# Te lezen tekst:
+++

1. Het proces-verbaal van aangifte van [naam 1] , opgemaakt op 3 november 2023, voor zover inhoudende (p. 52-57):
Op donderdag 2 november was ik op het perron Centrum West in Zoetermeer. Ik zag hoe een van de jongens zijn telefoon voor mijn gezicht hield en ik hoorde hem daarbij zeggen “jongens deze kankerlijer moet je pakken als je hem ziet op straat".
2. Het proces-verbaal van verhoor van getuige [getuige] , opgemaakt op 7 november 2023, voor zover inhoudende (p. 65-66):
Ik zag dat de oudere man onder het bloed zat. Ik zag dat 1 van de daders de man begon te filmen. Ik hoorde de dader zeggen: "Als je deze man ziet...".
3. De verklaring van de verdachte, afgelegd op de terechtzitting van 1 augustus 2024, voor zover inhoudende:
Ik liep met mijn telefoon terug naar meneer [naam 1] om te filmen, zodat ik bewijs zou hebben. Toen werd mijn telefoon door hem uit mijn handen geslagen.
3.4.3
Bewijsoverwegingen feit 2 (bedreiging):
De officier van justitie en de verdediging hebben de rechtbank gevraagd de verdachte vrij te spreken van dit feit. De officier van justitie stelt zich op het standpunt dat de verklaring van het slachtoffer geen steun vindt in ander bewijs. De raadsvrouw stelt zich op het standpunt dat er geen sprake is van een strafbare bedreiging.
De rechtbank komt evenwel op grond van de inhoud van de bewijsmiddelen tot het oordeel dat de ten laste gelegde bedreiging wettig en overtuigend kan worden bewezen.
Toen de politie ter plaatse kwam heeft de aangever direct verklaard dat hij door één van de verdachten werd gefilmd en dat hij de verdachte daarbij hoorde zeggen: "Als je deze flikker ziet, moet je hem in elkaar slaan". In zijn aangifte herhaalt hij dat één van de verdachten een telefoon in zijn gezicht hield en hem daarbij hoorde zeggen: "jongens deze kankerlijer moet je pakken als je hem ziet op straat”. De getuige Kadijk heeft de verdachte een deel van die (soortgelijke) bewoordingen ("Als je deze man ziet...") horen zeggen. Hierin ziet de rechtbank voldoende wettig en overtuigend bewijs dat de verdachte de in de tenlastelegging beschreven woorden daadwerkelijk heeft geuit.

+++

# Wat je moet doen:
• a. Kopieer woord voor woord het stuk van de tekst over de bedreiging op het perron dat begint met "3. De verklaring" en doorloopt tot en met "kan worden bewezen.".
• b. Beantwoord de volgende vragen over de tekst over de bedreiging op het perron.
(i) Op welke datum is het proces-verbaal van aangifte opgemaakt?
(ii) Wat wilde de verdachte volgens de verklaring op de terechtzitting met het filmen verkrijgen?
(iii) Welke twee partijen vroegen de rechtbank om vrijspraak van feit 2?
• c. Schrijf een vervolg op de tekst over de bedreiging op het perron dat aansluit op de laatste zin ervan.

# Fragment uit dataset:
+++

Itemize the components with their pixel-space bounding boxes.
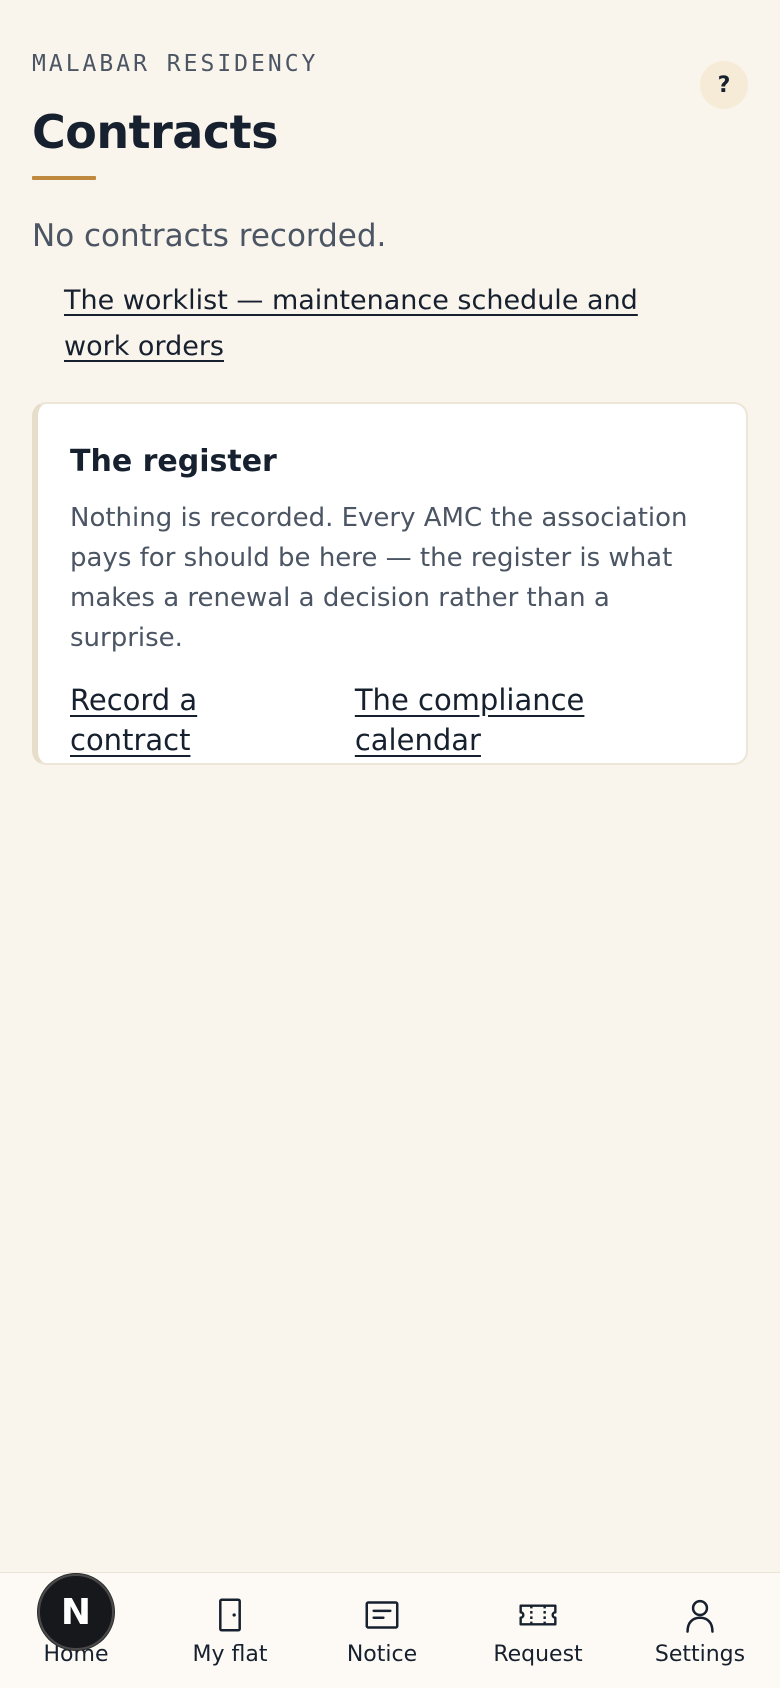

+++

# Uitkomsten oefening:
• a.
3. De verklaring van de verdachte, afgelegd op de terechtzitting van 1 augustus 2024, voor zover inhoudende:
Ik liep met mijn telefoon terug naar meneer [naam 1] om te filmen, zodat ik bewijs zou hebben. Toen werd mijn telefoon door hem uit mijn handen geslagen.
3.4.3
Bewijsoverwegingen feit 2 (bedreiging):
De officier van justitie en de verdediging hebben de rechtbank gevraagd de verdachte vrij te spreken van dit feit. De officier van justitie stelt zich op het standpunt dat de verklaring van het slachtoffer geen steun vindt in ander bewijs. De raadsvrouw stelt zich op het standpunt dat er geen sprake is van een strafbare bedreiging.
De rechtbank komt evenwel op grond van de inhoud van de bewijsmiddelen tot het oordeel dat de ten laste gelegde bedreiging wettig en overtuigend kan worden bewezen.

• b.
(i) Op 3 november 2023.
(ii) Bewijs.
(iii) De officier van justitie en de verdediging.

• c.
Vervolgens moet de rechtbank beoordelen of het handelen van de verdachte kan worden gekwalificeerd als bedreiging. Om tot een bewezenverklaring ter zake van bedreiging in de zin van artikel 285 Sr te kunnen komen, is vereist dat de bedreiging van dien aard is en onder zodanige omstandigheden is geschied dat bij de bedreigde in redelijkheid de vrees kon ontstaan dat hij het leven zou kunnen verliezen en/of zwaar zou worden mishandeld.
De rechtbank stelt vast dat de aangever door de verdachte en de medeverdachte in elkaar is geslagen. Het gevecht stopte nadat door omstanders werd ingegrepen. Op de beelden is te zien dat de verdachte vervolgens zijn mobiele telefoon pakt en, zo verklaart de verdachte zelf ook, de aangever begint te filmen. De verdachte staat daarbij zo dicht op de aangever dat het de aangever lukt om de mobiele telefoon uit zijn handen te slaan.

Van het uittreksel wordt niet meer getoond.